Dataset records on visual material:
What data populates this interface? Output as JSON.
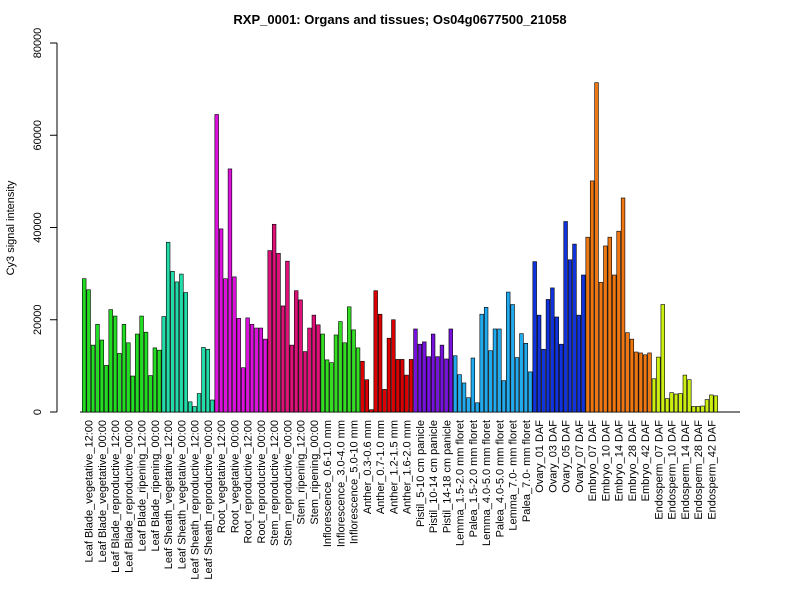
{
  "chart_data": {
    "type": "bar",
    "title": "RXP_0001: Organs and tissues; Os04g0677500_21058",
    "y_label": "Cy3 signal intensity",
    "ylim": [
      0,
      80000
    ],
    "yticks": [
      0,
      20000,
      40000,
      60000,
      80000
    ],
    "categories": [
      null,
      "Leaf Blade_vegetative_12:00",
      null,
      null,
      "Leaf Blade_vegetative_00:00",
      null,
      null,
      "Leaf Blade_reproductive_12:00",
      null,
      null,
      "Leaf Blade_reproductive_00:00",
      null,
      null,
      "Leaf Blade_ripening_12:00",
      null,
      null,
      "Leaf Blade_ripening_00:00",
      null,
      null,
      "Leaf Sheath_vegetative_12:00",
      null,
      null,
      "Leaf Sheath_vegetative_00:00",
      null,
      null,
      "Leaf Sheath_reproductive_12:00",
      null,
      null,
      "Leaf Sheath_reproductive_00:00",
      null,
      null,
      "Root_vegetative_12:00",
      null,
      null,
      "Root_vegetative_00:00",
      null,
      null,
      "Root_reproductive_12:00",
      null,
      null,
      "Root_reproductive_00:00",
      null,
      null,
      "Stem_reproductive_12:00",
      null,
      null,
      "Stem_reproductive_00:00",
      null,
      null,
      "Stem_ripening_12:00",
      null,
      null,
      "Stem_ripening_00:00",
      null,
      null,
      "Inflorescence_0.6-1.0 mm",
      null,
      null,
      "Inflorescence_3.0-4.0 mm",
      null,
      null,
      "Inflorescence_5.0-10 mm",
      null,
      null,
      "Anther_0.3-0.6 mm",
      null,
      null,
      "Anther_0.7-1.0 mm",
      null,
      null,
      "Anther_1.2-1.5 mm",
      null,
      null,
      "Anther_1.6-2.0 mm",
      null,
      null,
      "Pistil_5-10 cm panicle",
      null,
      null,
      "Pistil_10-14 cm panicle",
      null,
      null,
      "Pistil_14-18 cm panicle",
      null,
      null,
      "Lemma_1.5-2.0 mm floret",
      null,
      null,
      "Palea_1.5-2.0 mm floret",
      null,
      null,
      "Lemma_4.0-5.0 mm floret",
      null,
      null,
      "Palea_4.0-5.0 mm floret",
      null,
      null,
      "Lemma_7.0- mm floret",
      null,
      null,
      "Palea_7.0- mm floret",
      null,
      null,
      "Ovary_01 DAF",
      null,
      null,
      "Ovary_03 DAF",
      null,
      null,
      "Ovary_05 DAF",
      null,
      null,
      "Ovary_07 DAF",
      null,
      null,
      "Embryo_07 DAF",
      null,
      null,
      "Embryo_10 DAF",
      null,
      null,
      "Embryo_14 DAF",
      null,
      null,
      "Embryo_28 DAF",
      null,
      null,
      "Embryo_42 DAF",
      null,
      null,
      "Endosperm_07 DAF",
      null,
      null,
      "Endosperm_10 DAF",
      null,
      null,
      "Endosperm_14 DAF",
      null,
      null,
      "Endosperm_28 DAF",
      null,
      null,
      "Endosperm_42 DAF",
      null
    ],
    "values": [
      28900,
      26500,
      14500,
      19000,
      15600,
      10100,
      22200,
      20800,
      12700,
      19000,
      15000,
      7800,
      16900,
      20800,
      17300,
      7900,
      13900,
      13400,
      20700,
      36800,
      30500,
      28200,
      29900,
      25900,
      2200,
      1200,
      4000,
      14000,
      13600,
      2600,
      64500,
      39700,
      28900,
      52700,
      29300,
      20300,
      9600,
      20400,
      19000,
      18200,
      18200,
      15800,
      35000,
      40700,
      34400,
      23000,
      32700,
      14500,
      26300,
      24300,
      13100,
      18200,
      21000,
      18900,
      16900,
      11300,
      10700,
      16700,
      19600,
      15000,
      22800,
      17800,
      13900,
      11000,
      7000,
      500,
      26300,
      21200,
      4900,
      16000,
      20000,
      11400,
      11400,
      8000,
      11400,
      18000,
      14700,
      15200,
      12000,
      16900,
      12000,
      14500,
      11500,
      18000,
      12200,
      8100,
      6300,
      3100,
      11700,
      2000,
      21200,
      22700,
      13300,
      18000,
      18000,
      6800,
      26000,
      23300,
      11800,
      17000,
      14900,
      8700,
      32600,
      21000,
      13600,
      24400,
      26900,
      20600,
      14700,
      41300,
      33000,
      36400,
      21000,
      29700,
      37900,
      50100,
      71400,
      28100,
      36000,
      37900,
      29700,
      39200,
      46400,
      17200,
      15800,
      13000,
      12800,
      12400,
      12800,
      7200,
      11900,
      23300,
      2900,
      4200,
      3900,
      4000,
      8000,
      7000,
      1200,
      1200,
      1300,
      2700,
      3700,
      3500
    ],
    "colors": [
      "#22dd22",
      "#22dd22",
      "#22dd22",
      "#22dd22",
      "#22dd22",
      "#22dd22",
      "#22dd22",
      "#22dd22",
      "#22dd22",
      "#22dd22",
      "#22dd22",
      "#22dd22",
      "#22dd22",
      "#22dd22",
      "#22dd22",
      "#22dd22",
      "#22dd22",
      "#22dd22",
      "#22ddaa",
      "#22ddaa",
      "#22ddaa",
      "#22ddaa",
      "#22ddaa",
      "#22ddaa",
      "#22ddaa",
      "#22ddaa",
      "#22ddaa",
      "#22ddaa",
      "#22ddaa",
      "#22ddaa",
      "#dd11dd",
      "#dd11dd",
      "#dd11dd",
      "#dd11dd",
      "#dd11dd",
      "#dd11dd",
      "#dd11dd",
      "#dd11dd",
      "#dd11dd",
      "#dd11dd",
      "#dd11dd",
      "#dd11dd",
      "#dd1177",
      "#dd1177",
      "#dd1177",
      "#dd1177",
      "#dd1177",
      "#dd1177",
      "#dd1177",
      "#dd1177",
      "#dd1177",
      "#dd1177",
      "#dd1177",
      "#dd1177",
      "#33dd22",
      "#33dd22",
      "#33dd22",
      "#33dd22",
      "#33dd22",
      "#33dd22",
      "#33dd22",
      "#33dd22",
      "#33dd22",
      "#dd0000",
      "#dd0000",
      "#dd0000",
      "#dd0000",
      "#dd0000",
      "#dd0000",
      "#dd0000",
      "#dd0000",
      "#dd0000",
      "#dd0000",
      "#dd0000",
      "#dd0000",
      "#7711dd",
      "#7711dd",
      "#7711dd",
      "#7711dd",
      "#7711dd",
      "#7711dd",
      "#7711dd",
      "#7711dd",
      "#7711dd",
      "#22aaee",
      "#22aaee",
      "#22aaee",
      "#22aaee",
      "#22aaee",
      "#22aaee",
      "#22aaee",
      "#22aaee",
      "#22aaee",
      "#22aaee",
      "#22aaee",
      "#22aaee",
      "#22aaee",
      "#22aaee",
      "#22aaee",
      "#22aaee",
      "#22aaee",
      "#22aaee",
      "#1133dd",
      "#1133dd",
      "#1133dd",
      "#1133dd",
      "#1133dd",
      "#1133dd",
      "#1133dd",
      "#1133dd",
      "#1133dd",
      "#1133dd",
      "#1133dd",
      "#1133dd",
      "#ee7711",
      "#ee7711",
      "#ee7711",
      "#ee7711",
      "#ee7711",
      "#ee7711",
      "#ee7711",
      "#ee7711",
      "#ee7711",
      "#ee7711",
      "#ee7711",
      "#ee7711",
      "#ee7711",
      "#ee7711",
      "#ee7711",
      "#ccee11",
      "#ccee11",
      "#ccee11",
      "#ccee11",
      "#ccee11",
      "#ccee11",
      "#ccee11",
      "#ccee11",
      "#ccee11",
      "#ccee11",
      "#ccee11",
      "#ccee11",
      "#ccee11",
      "#ccee11",
      "#ccee11"
    ]
  }
}
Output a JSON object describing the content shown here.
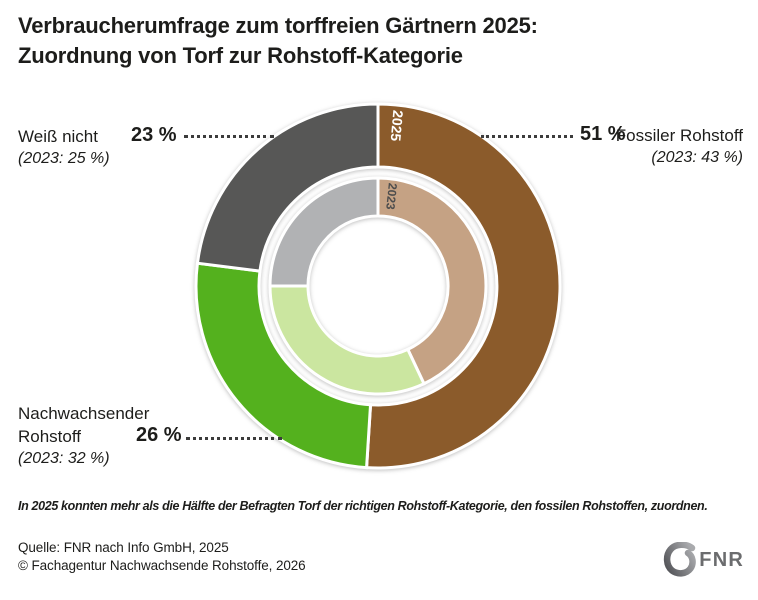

* _Aim of the task_: Copy the listing exactly. Any image in it stays out of the copy.

* _Solution_:
What data populates this interface? Output as JSON.
{
  "chart_data": {
    "type": "bar",
    "title": "RXP_0001: Organs and tissues; Os04g0677500_21058",
    "y_label": "Cy3 signal intensity",
    "ylim": [
      0,
      80000
    ],
    "yticks": [
      0,
      20000,
      40000,
      60000,
      80000
    ],
    "categories": [
      null,
      "Leaf Blade_vegetative_12:00",
      null,
      null,
      "Leaf Blade_vegetative_00:00",
      null,
      null,
      "Leaf Blade_reproductive_12:00",
      null,
      null,
      "Leaf Blade_reproductive_00:00",
      null,
      null,
      "Leaf Blade_ripening_12:00",
      null,
      null,
      "Leaf Blade_ripening_00:00",
      null,
      null,
      "Leaf Sheath_vegetative_12:00",
      null,
      null,
      "Leaf Sheath_vegetative_00:00",
      null,
      null,
      "Leaf Sheath_reproductive_12:00",
      null,
      null,
      "Leaf Sheath_reproductive_00:00",
      null,
      null,
      "Root_vegetative_12:00",
      null,
      null,
      "Root_vegetative_00:00",
      null,
      null,
      "Root_reproductive_12:00",
      null,
      null,
      "Root_reproductive_00:00",
      null,
      null,
      "Stem_reproductive_12:00",
      null,
      null,
      "Stem_reproductive_00:00",
      null,
      null,
      "Stem_ripening_12:00",
      null,
      null,
      "Stem_ripening_00:00",
      null,
      null,
      "Inflorescence_0.6-1.0 mm",
      null,
      null,
      "Inflorescence_3.0-4.0 mm",
      null,
      null,
      "Inflorescence_5.0-10 mm",
      null,
      null,
      "Anther_0.3-0.6 mm",
      null,
      null,
      "Anther_0.7-1.0 mm",
      null,
      null,
      "Anther_1.2-1.5 mm",
      null,
      null,
      "Anther_1.6-2.0 mm",
      null,
      null,
      "Pistil_5-10 cm panicle",
      null,
      null,
      "Pistil_10-14 cm panicle",
      null,
      null,
      "Pistil_14-18 cm panicle",
      null,
      null,
      "Lemma_1.5-2.0 mm floret",
      null,
      null,
      "Palea_1.5-2.0 mm floret",
      null,
      null,
      "Lemma_4.0-5.0 mm floret",
      null,
      null,
      "Palea_4.0-5.0 mm floret",
      null,
      null,
      "Lemma_7.0- mm floret",
      null,
      null,
      "Palea_7.0- mm floret",
      null,
      null,
      "Ovary_01 DAF",
      null,
      null,
      "Ovary_03 DAF",
      null,
      null,
      "Ovary_05 DAF",
      null,
      null,
      "Ovary_07 DAF",
      null,
      null,
      "Embryo_07 DAF",
      null,
      null,
      "Embryo_10 DAF",
      null,
      null,
      "Embryo_14 DAF",
      null,
      null,
      "Embryo_28 DAF",
      null,
      null,
      "Embryo_42 DAF",
      null,
      null,
      "Endosperm_07 DAF",
      null,
      null,
      "Endosperm_10 DAF",
      null,
      null,
      "Endosperm_14 DAF",
      null,
      null,
      "Endosperm_28 DAF",
      null,
      null,
      "Endosperm_42 DAF",
      null
    ],
    "values": [
      28900,
      26500,
      14500,
      19000,
      15600,
      10100,
      22200,
      20800,
      12700,
      19000,
      15000,
      7800,
      16900,
      20800,
      17300,
      7900,
      13900,
      13400,
      20700,
      36800,
      30500,
      28200,
      29900,
      25900,
      2200,
      1200,
      4000,
      14000,
      13600,
      2600,
      64500,
      39700,
      28900,
      52700,
      29300,
      20300,
      9600,
      20400,
      19000,
      18200,
      18200,
      15800,
      35000,
      40700,
      34400,
      23000,
      32700,
      14500,
      26300,
      24300,
      13100,
      18200,
      21000,
      18900,
      16900,
      11300,
      10700,
      16700,
      19600,
      15000,
      22800,
      17800,
      13900,
      11000,
      7000,
      500,
      26300,
      21200,
      4900,
      16000,
      20000,
      11400,
      11400,
      8000,
      11400,
      18000,
      14700,
      15200,
      12000,
      16900,
      12000,
      14500,
      11500,
      18000,
      12200,
      8100,
      6300,
      3100,
      11700,
      2000,
      21200,
      22700,
      13300,
      18000,
      18000,
      6800,
      26000,
      23300,
      11800,
      17000,
      14900,
      8700,
      32600,
      21000,
      13600,
      24400,
      26900,
      20600,
      14700,
      41300,
      33000,
      36400,
      21000,
      29700,
      37900,
      50100,
      71400,
      28100,
      36000,
      37900,
      29700,
      39200,
      46400,
      17200,
      15800,
      13000,
      12800,
      12400,
      12800,
      7200,
      11900,
      23300,
      2900,
      4200,
      3900,
      4000,
      8000,
      7000,
      1200,
      1200,
      1300,
      2700,
      3700,
      3500
    ],
    "colors": [
      "#22dd22",
      "#22dd22",
      "#22dd22",
      "#22dd22",
      "#22dd22",
      "#22dd22",
      "#22dd22",
      "#22dd22",
      "#22dd22",
      "#22dd22",
      "#22dd22",
      "#22dd22",
      "#22dd22",
      "#22dd22",
      "#22dd22",
      "#22dd22",
      "#22dd22",
      "#22dd22",
      "#22ddaa",
      "#22ddaa",
      "#22ddaa",
      "#22ddaa",
      "#22ddaa",
      "#22ddaa",
      "#22ddaa",
      "#22ddaa",
      "#22ddaa",
      "#22ddaa",
      "#22ddaa",
      "#22ddaa",
      "#dd11dd",
      "#dd11dd",
      "#dd11dd",
      "#dd11dd",
      "#dd11dd",
      "#dd11dd",
      "#dd11dd",
      "#dd11dd",
      "#dd11dd",
      "#dd11dd",
      "#dd11dd",
      "#dd11dd",
      "#dd1177",
      "#dd1177",
      "#dd1177",
      "#dd1177",
      "#dd1177",
      "#dd1177",
      "#dd1177",
      "#dd1177",
      "#dd1177",
      "#dd1177",
      "#dd1177",
      "#dd1177",
      "#33dd22",
      "#33dd22",
      "#33dd22",
      "#33dd22",
      "#33dd22",
      "#33dd22",
      "#33dd22",
      "#33dd22",
      "#33dd22",
      "#dd0000",
      "#dd0000",
      "#dd0000",
      "#dd0000",
      "#dd0000",
      "#dd0000",
      "#dd0000",
      "#dd0000",
      "#dd0000",
      "#dd0000",
      "#dd0000",
      "#dd0000",
      "#7711dd",
      "#7711dd",
      "#7711dd",
      "#7711dd",
      "#7711dd",
      "#7711dd",
      "#7711dd",
      "#7711dd",
      "#7711dd",
      "#22aaee",
      "#22aaee",
      "#22aaee",
      "#22aaee",
      "#22aaee",
      "#22aaee",
      "#22aaee",
      "#22aaee",
      "#22aaee",
      "#22aaee",
      "#22aaee",
      "#22aaee",
      "#22aaee",
      "#22aaee",
      "#22aaee",
      "#22aaee",
      "#22aaee",
      "#22aaee",
      "#1133dd",
      "#1133dd",
      "#1133dd",
      "#1133dd",
      "#1133dd",
      "#1133dd",
      "#1133dd",
      "#1133dd",
      "#1133dd",
      "#1133dd",
      "#1133dd",
      "#1133dd",
      "#ee7711",
      "#ee7711",
      "#ee7711",
      "#ee7711",
      "#ee7711",
      "#ee7711",
      "#ee7711",
      "#ee7711",
      "#ee7711",
      "#ee7711",
      "#ee7711",
      "#ee7711",
      "#ee7711",
      "#ee7711",
      "#ee7711",
      "#ccee11",
      "#ccee11",
      "#ccee11",
      "#ccee11",
      "#ccee11",
      "#ccee11",
      "#ccee11",
      "#ccee11",
      "#ccee11",
      "#ccee11",
      "#ccee11",
      "#ccee11",
      "#ccee11",
      "#ccee11",
      "#ccee11"
    ]
  }
}
Output a JSON object describing the content shown here.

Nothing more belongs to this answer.